### Goal of the exercise:
Look below for the line containing "What does this", then write out that line and every line after it to the end, exactly, minus the pictures.

### Data to process:

┌──

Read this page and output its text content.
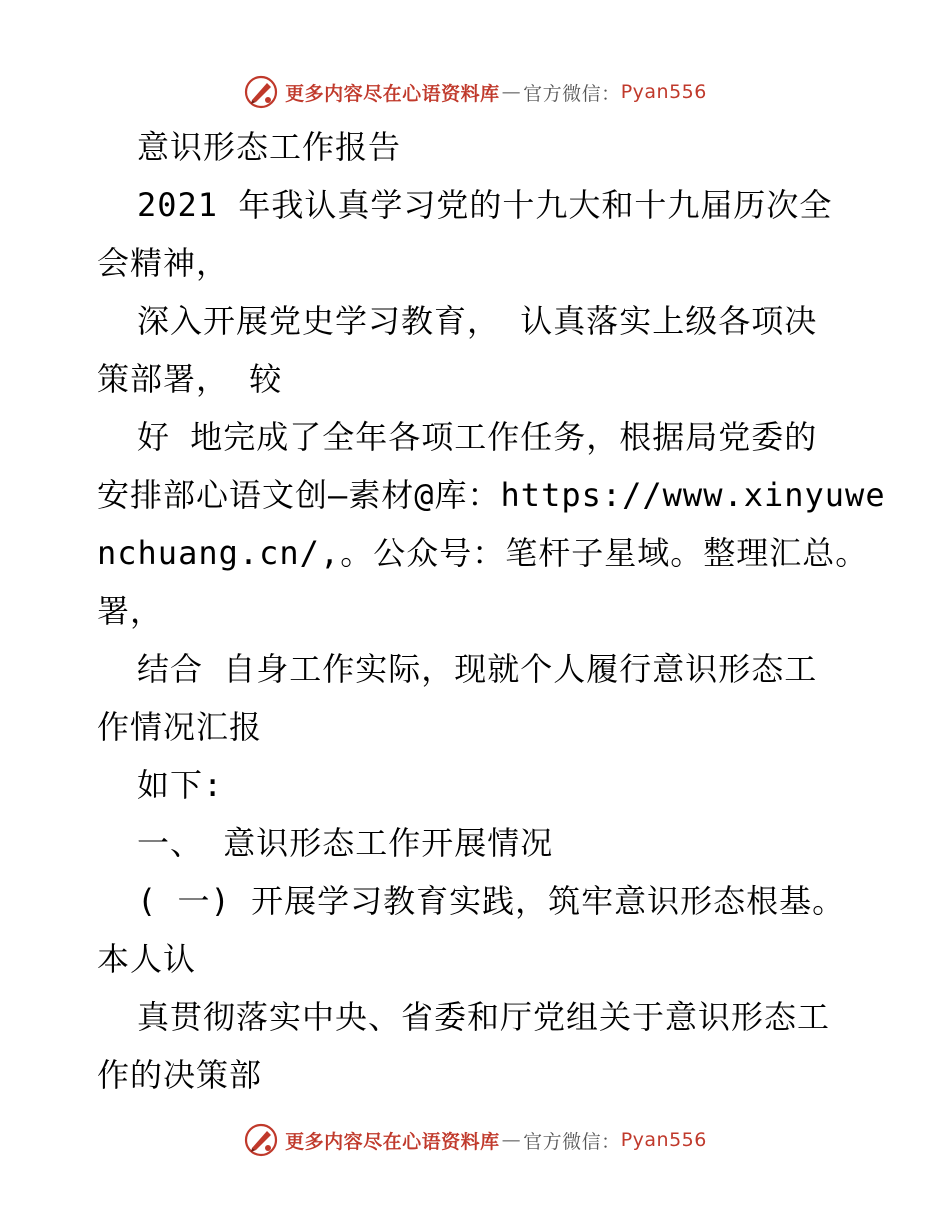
更多内容尽在心语资料库 — 官方微信： Pyan556
意识形态工作报告
2021 年我认真学习党的十九大和十九届历次全
会精神，
深入开展党史学习教育， 认真落实上级各项决
策部署， 较
好 地完成了全年各项工作任务，根据局党委的
安排部心语文创—素材@库：https://www.xinyuwe
nchuang.cn/,。公众号：笔杆子星域。整理汇总。
署，
结合 自身工作实际，现就个人履行意识形态工
作情况汇报
如下:
一、 意识形态工作开展情况
( 一) 开展学习教育实践，筑牢意识形态根基。
本人认
真贯彻落实中央、省委和厅党组关于意识形态工
作的决策部
更多内容尽在心语资料库 — 官方微信： Pyan556
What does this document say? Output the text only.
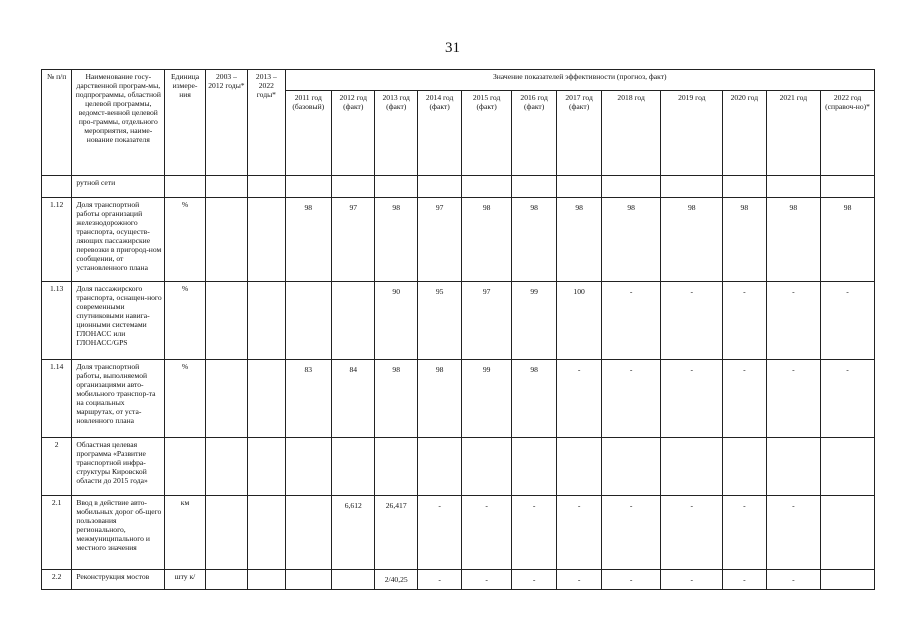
31
№ п/п	Наименование госу-дарственной програм-мы, подпрограммы, областной целевой программы, ведомст-венной целевой про-граммы, отдельного мероприятия, наиме-нование показателя	Единица измере-ния	2003 – 2012 годы*	2013 – 2022 годы*	Значение показателей эффективности (прогноз, факт)											
					2011 год (базовый)	2012 год (факт)	2013 год (факт)	2014 год (факт)	2015 год (факт)	2016 год (факт)	2017 год (факт)	2018 год	2019 год	2020 год	2021 год	2022 год (справоч-но)*
	рутной сети															
1.12	Доля транспортной работы организаций железнодорожного транспорта, осуществ-ляющих пассажирские перевозки в пригород-ном сообщении, от установленного плана	%			98	97	98	97	98	98	98	98	98	98	98	98
1.13	Доля пассажирского транспорта, оснащен-ного современными спутниковыми навига-ционными системами ГЛОНАСС или ГЛОНАСС/GPS	%					90	95	97	99	100	-	-	-	-	-
1.14	Доля транспортной работы, выполняемой организациями авто-мобильного транспор-та на социальных маршрутах, от уста-новленного плана	%			83	84	98	98	99	98	-	-	-	-	-	-
2	Областная целевая программа «Развитие транспортной инфра-структуры Кировской области до 2015 года»															
2.1	Ввод в действие авто-мобильных дорог об-щего пользования регионального, межмуниципального и местного значения	км				6,612	26,417	-	-	-	-	-	-	-	-	
2.2	Реконструкция мостов	шту к/					2/40,25	-	-	-	-	-	-	-	-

└──

### Response to this task:
What does this document say? Output the text only.
31
№ п/п	Наименование госу-дарственной програм-мы, подпрограммы, областной целевой программы, ведомст-венной целевой про-граммы, отдельного мероприятия, наиме-нование показателя	Единица измере-ния	2003 – 2012 годы*	2013 – 2022 годы*	Значение показателей эффективности (прогноз, факт)											
					2011 год (базовый)	2012 год (факт)	2013 год (факт)	2014 год (факт)	2015 год (факт)	2016 год (факт)	2017 год (факт)	2018 год	2019 год	2020 год	2021 год	2022 год (справоч-но)*
	рутной сети															
1.12	Доля транспортной работы организаций железнодорожного транспорта, осуществ-ляющих пассажирские перевозки в пригород-ном сообщении, от установленного плана	%			98	97	98	97	98	98	98	98	98	98	98	98
1.13	Доля пассажирского транспорта, оснащен-ного современными спутниковыми навига-ционными системами ГЛОНАСС или ГЛОНАСС/GPS	%					90	95	97	99	100	-	-	-	-	-
1.14	Доля транспортной работы, выполняемой организациями авто-мобильного транспор-та на социальных маршрутах, от уста-новленного плана	%			83	84	98	98	99	98	-	-	-	-	-	-
2	Областная целевая программа «Развитие транспортной инфра-структуры Кировской области до 2015 года»															
2.1	Ввод в действие авто-мобильных дорог об-щего пользования регионального, межмуниципального и местного значения	км				6,612	26,417	-	-	-	-	-	-	-	-	
2.2	Реконструкция мостов	шту к/					2/40,25	-	-	-	-	-	-	-	-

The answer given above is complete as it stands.